> [WHAT YOU HAVE TO DO]:
Locate every line that holds the string "manos" and copy it.

***** ROWS

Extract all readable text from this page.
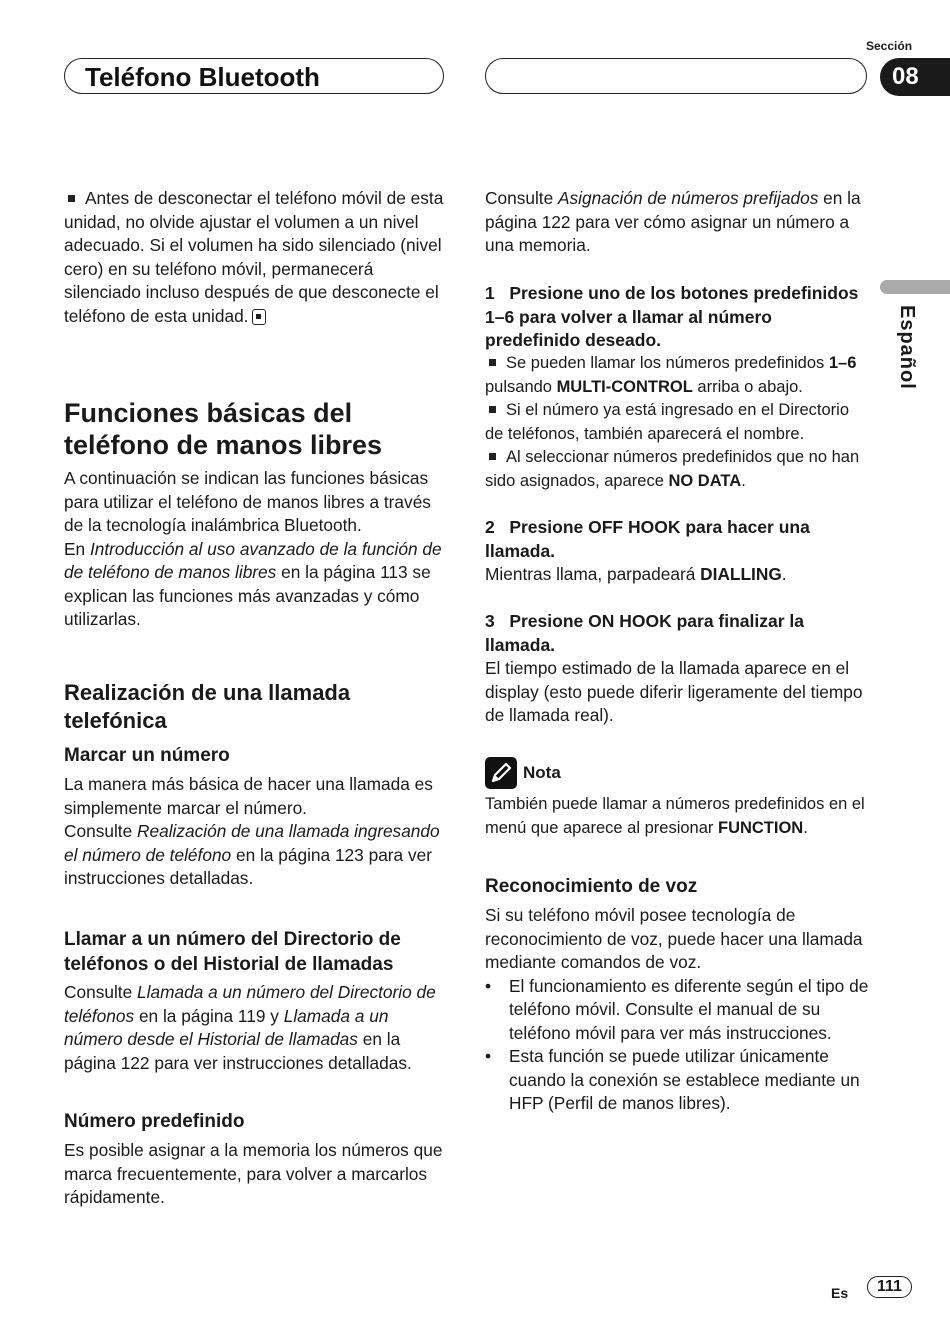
Teléfono Bluetooth
Sección
08
Español

Antes de desconectar el teléfono móvil de esta unidad, no olvide ajustar el volumen a un nivel adecuado. Si el volumen ha sido silenciado (nivel cero) en su teléfono móvil, permanecerá silenciado incluso después de que desconecte el teléfono de esta unidad.

Funciones básicas del teléfono de manos libres

A continuación se indican las funciones básicas para utilizar el teléfono de manos libres a través de la tecnología inalámbrica Bluetooth.

En Introducción al uso avanzado de la función de de teléfono de manos libres en la página 113 se explican las funciones más avanzadas y cómo utilizarlas.

Realización de una llamada telefónica
Marcar un número

La manera más básica de hacer una llamada es simplemente marcar el número.

Consulte Realización de una llamada ingresando el número de teléfono en la página 123 para ver instrucciones detalladas.

Llamar a un número del Directorio de teléfonos o del Historial de llamadas

Consulte Llamada a un número del Directorio de teléfonos en la página 119 y Llamada a un número desde el Historial de llamadas en la página 122 para ver instrucciones detalladas.

Número predefinido
Es posible asignar a la memoria los números que marca frecuentemente, para volver a marcarlos rápidamente.

Consulte Asignación de números prefijados en la página 122 para ver cómo asignar un número a una memoria.

1 Presione uno de los botones predefinidos 1–6 para volver a llamar al número predefinido deseado.

Se pueden llamar los números predefinidos 1–6 pulsando MULTI-CONTROL arriba o abajo.

Si el número ya está ingresado en el Directorio de teléfonos, también aparecerá el nombre.

Al seleccionar números predefinidos que no han sido asignados, aparece NO DATA.

2 Presione OFF HOOK para hacer una llamada.

Mientras llama, parpadeará DIALLING.

3 Presione ON HOOK para finalizar la llamada.
El tiempo estimado de la llamada aparece en el display (esto puede diferir ligeramente del tiempo de llamada real).
Nota

También puede llamar a números predefinidos en el menú que aparece al presionar FUNCTION.

Reconocimiento de voz

Si su teléfono móvil posee tecnología de reconocimiento de voz, puede hacer una llamada mediante comandos de voz.

•	El funcionamiento es diferente según el tipo de teléfono móvil. Consulte el manual de su teléfono móvil para ver más instrucciones.
•	Esta función se puede utilizar únicamente cuando la conexión se establece mediante un HFP (Perfil de manos libres).
Es	111
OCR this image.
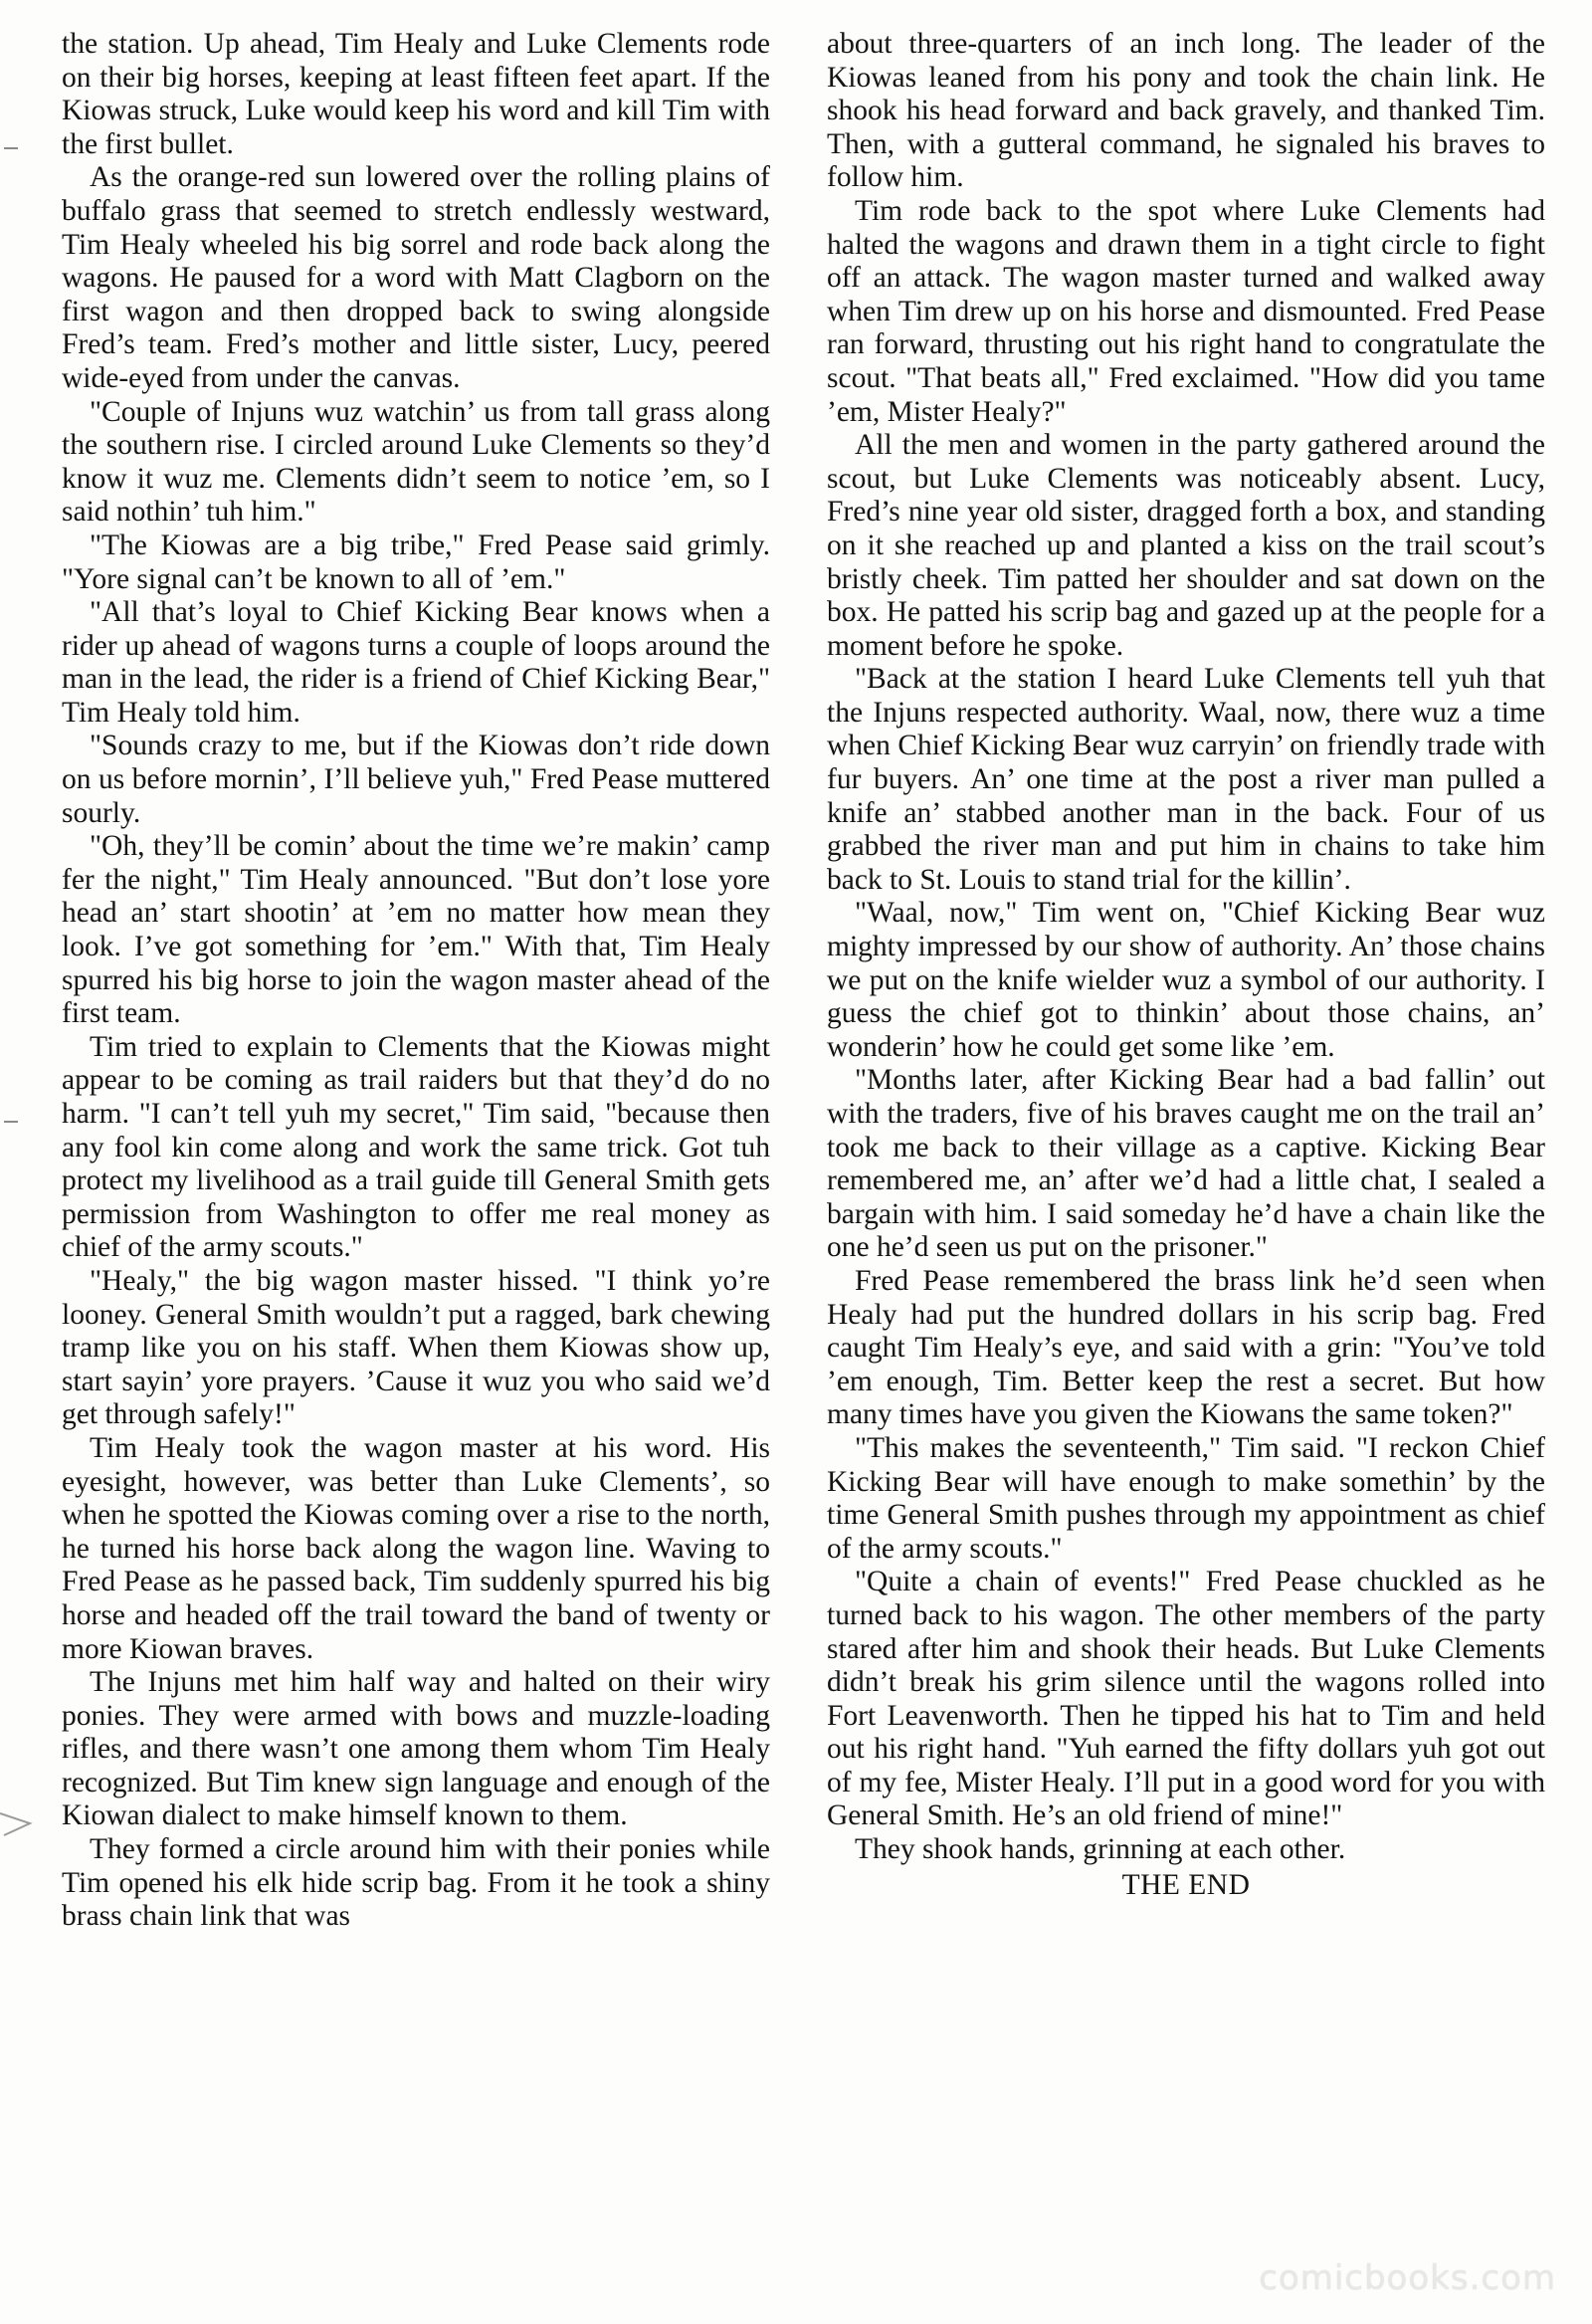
the station. Up ahead, Tim Healy and Luke Clements rode on their big horses, keeping at least fifteen feet apart. If the Kiowas struck, Luke would keep his word and kill Tim with the first bullet.

As the orange-red sun lowered over the rolling plains of buffalo grass that seemed to stretch endlessly westward, Tim Healy wheeled his big sorrel and rode back along the wagons. He paused for a word with Matt Clagborn on the first wagon and then dropped back to swing alongside Fred’s team. Fred’s mother and little sister, Lucy, peered wide-eyed from under the canvas.

"Couple of Injuns wuz watchin’ us from tall grass along the southern rise. I circled around Luke Clements so they’d know it wuz me. Clements didn’t seem to notice ’em, so I said nothin’ tuh him."

"The Kiowas are a big tribe," Fred Pease said grimly. "Yore signal can’t be known to all of ’em."

"All that’s loyal to Chief Kicking Bear knows when a rider up ahead of wagons turns a couple of loops around the man in the lead, the rider is a friend of Chief Kicking Bear," Tim Healy told him.

"Sounds crazy to me, but if the Kiowas don’t ride down on us before mornin’, I’ll believe yuh," Fred Pease muttered sourly.

"Oh, they’ll be comin’ about the time we’re makin’ camp fer the night," Tim Healy announced. "But don’t lose yore head an’ start shootin’ at ’em no matter how mean they look. I’ve got something for ’em." With that, Tim Healy spurred his big horse to join the wagon master ahead of the first team.

Tim tried to explain to Clements that the Kiowas might appear to be coming as trail raiders but that they’d do no harm. "I can’t tell yuh my secret," Tim said, "because then any fool kin come along and work the same trick. Got tuh protect my livelihood as a trail guide till General Smith gets permission from Washington to offer me real money as chief of the army scouts."

"Healy," the big wagon master hissed. "I think yo’re looney. General Smith wouldn’t put a ragged, bark chewing tramp like you on his staff. When them Kiowas show up, start sayin’ yore prayers. ’Cause it wuz you who said we’d get through safely!"

Tim Healy took the wagon master at his word. His eyesight, however, was better than Luke Clements’, so when he spotted the Kiowas coming over a rise to the north, he turned his horse back along the wagon line. Waving to Fred Pease as he passed back, Tim suddenly spurred his big horse and headed off the trail toward the band of twenty or more Kiowan braves.

The Injuns met him half way and halted on their wiry ponies. They were armed with bows and muzzle-loading rifles, and there wasn’t one among them whom Tim Healy recognized. But Tim knew sign language and enough of the Kiowan dialect to make himself known to them.

They formed a circle around him with their ponies while Tim opened his elk hide scrip bag. From it he took a shiny brass chain link that was

about three-quarters of an inch long. The leader of the Kiowas leaned from his pony and took the chain link. He shook his head forward and back gravely, and thanked Tim. Then, with a gutteral command, he signaled his braves to follow him.

Tim rode back to the spot where Luke Clements had halted the wagons and drawn them in a tight circle to fight off an attack. The wagon master turned and walked away when Tim drew up on his horse and dismounted. Fred Pease ran forward, thrusting out his right hand to congratulate the scout. "That beats all," Fred exclaimed. "How did you tame ’em, Mister Healy?"

All the men and women in the party gathered around the scout, but Luke Clements was noticeably absent. Lucy, Fred’s nine year old sister, dragged forth a box, and standing on it she reached up and planted a kiss on the trail scout’s bristly cheek. Tim patted her shoulder and sat down on the box. He patted his scrip bag and gazed up at the people for a moment before he spoke.

"Back at the station I heard Luke Clements tell yuh that the Injuns respected authority. Waal, now, there wuz a time when Chief Kicking Bear wuz carryin’ on friendly trade with fur buyers. An’ one time at the post a river man pulled a knife an’ stabbed another man in the back. Four of us grabbed the river man and put him in chains to take him back to St. Louis to stand trial for the killin’.

"Waal, now," Tim went on, "Chief Kicking Bear wuz mighty impressed by our show of authority. An’ those chains we put on the knife wielder wuz a symbol of our authority. I guess the chief got to thinkin’ about those chains, an’ wonderin’ how he could get some like ’em.

"Months later, after Kicking Bear had a bad fallin’ out with the traders, five of his braves caught me on the trail an’ took me back to their village as a captive. Kicking Bear remembered me, an’ after we’d had a little chat, I sealed a bargain with him. I said someday he’d have a chain like the one he’d seen us put on the prisoner."

Fred Pease remembered the brass link he’d seen when Healy had put the hundred dollars in his scrip bag. Fred caught Tim Healy’s eye, and said with a grin: "You’ve told ’em enough, Tim. Better keep the rest a secret. But how many times have you given the Kiowans the same token?"

"This makes the seventeenth," Tim said. "I reckon Chief Kicking Bear will have enough to make somethin’ by the time General Smith pushes through my appointment as chief of the army scouts."

"Quite a chain of events!" Fred Pease chuckled as he turned back to his wagon. The other members of the party stared after him and shook their heads. But Luke Clements didn’t break his grim silence until the wagons rolled into Fort Leavenworth. Then he tipped his hat to Tim and held out his right hand. "Yuh earned the fifty dollars yuh got out of my fee, Mister Healy. I’ll put in a good word for you with General Smith. He’s an old friend of mine!"

They shook hands, grinning at each other.

THE END

comicbooks.com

**********

> [RESULT]:
Funciones básicas del teléfono de manos libres
A continuación se indican las funciones básicas para utilizar el teléfono de manos libres a través de la tecnología inalámbrica Bluetooth.
En Introducción al uso avanzado de la función de de teléfono de manos libres en la página 113 se explican las funciones más avanzadas y cómo utilizarlas.
•	Esta función se puede utilizar únicamente cuando la conexión se establece mediante un HFP (Perfil de manos libres).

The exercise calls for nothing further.